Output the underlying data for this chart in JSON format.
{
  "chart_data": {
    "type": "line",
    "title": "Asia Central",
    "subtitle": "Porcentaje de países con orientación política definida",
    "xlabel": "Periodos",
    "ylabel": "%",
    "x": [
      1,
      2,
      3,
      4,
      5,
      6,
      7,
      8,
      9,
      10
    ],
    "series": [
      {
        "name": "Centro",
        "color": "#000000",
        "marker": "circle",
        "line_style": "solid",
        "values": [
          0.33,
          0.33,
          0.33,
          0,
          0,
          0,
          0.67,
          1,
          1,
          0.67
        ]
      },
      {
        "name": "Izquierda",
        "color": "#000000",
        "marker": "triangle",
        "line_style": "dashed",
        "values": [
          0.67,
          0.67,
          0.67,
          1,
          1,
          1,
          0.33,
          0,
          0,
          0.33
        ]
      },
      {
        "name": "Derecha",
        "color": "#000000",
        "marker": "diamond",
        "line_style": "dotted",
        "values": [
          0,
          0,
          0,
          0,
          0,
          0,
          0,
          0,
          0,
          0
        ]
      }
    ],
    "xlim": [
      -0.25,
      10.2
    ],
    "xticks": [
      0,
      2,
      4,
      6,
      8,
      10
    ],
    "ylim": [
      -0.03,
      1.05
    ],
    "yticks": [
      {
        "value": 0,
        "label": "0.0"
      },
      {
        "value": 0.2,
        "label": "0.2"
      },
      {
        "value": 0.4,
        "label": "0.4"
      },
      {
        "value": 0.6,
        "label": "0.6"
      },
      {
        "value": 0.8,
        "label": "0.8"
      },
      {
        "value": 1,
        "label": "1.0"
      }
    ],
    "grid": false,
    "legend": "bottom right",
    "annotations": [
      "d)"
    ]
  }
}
____________________
> _Exercise aim_: Extract the listing in its entirety, matching it exactly.

> _Reply to the task_:
Output the underlying data for this chart in JSON format.
{
  "chart_data": {
    "type": "line",
    "title": "Asia Central",
    "subtitle": "Porcentaje de países con orientación política definida",
    "xlabel": "Periodos",
    "ylabel": "%",
    "x": [
      1,
      2,
      3,
      4,
      5,
      6,
      7,
      8,
      9,
      10
    ],
    "series": [
      {
        "name": "Centro",
        "color": "#000000",
        "marker": "circle",
        "line_style": "solid",
        "values": [
          0.33,
          0.33,
          0.33,
          0,
          0,
          0,
          0.67,
          1,
          1,
          0.67
        ]
      },
      {
        "name": "Izquierda",
        "color": "#000000",
        "marker": "triangle",
        "line_style": "dashed",
        "values": [
          0.67,
          0.67,
          0.67,
          1,
          1,
          1,
          0.33,
          0,
          0,
          0.33
        ]
      },
      {
        "name": "Derecha",
        "color": "#000000",
        "marker": "diamond",
        "line_style": "dotted",
        "values": [
          0,
          0,
          0,
          0,
          0,
          0,
          0,
          0,
          0,
          0
        ]
      }
    ],
    "xlim": [
      -0.25,
      10.2
    ],
    "xticks": [
      0,
      2,
      4,
      6,
      8,
      10
    ],
    "ylim": [
      -0.03,
      1.05
    ],
    "yticks": [
      {
        "value": 0,
        "label": "0.0"
      },
      {
        "value": 0.2,
        "label": "0.2"
      },
      {
        "value": 0.4,
        "label": "0.4"
      },
      {
        "value": 0.6,
        "label": "0.6"
      },
      {
        "value": 0.8,
        "label": "0.8"
      },
      {
        "value": 1,
        "label": "1.0"
      }
    ],
    "grid": false,
    "legend": "bottom right",
    "annotations": [
      "d)"
    ]
  }
}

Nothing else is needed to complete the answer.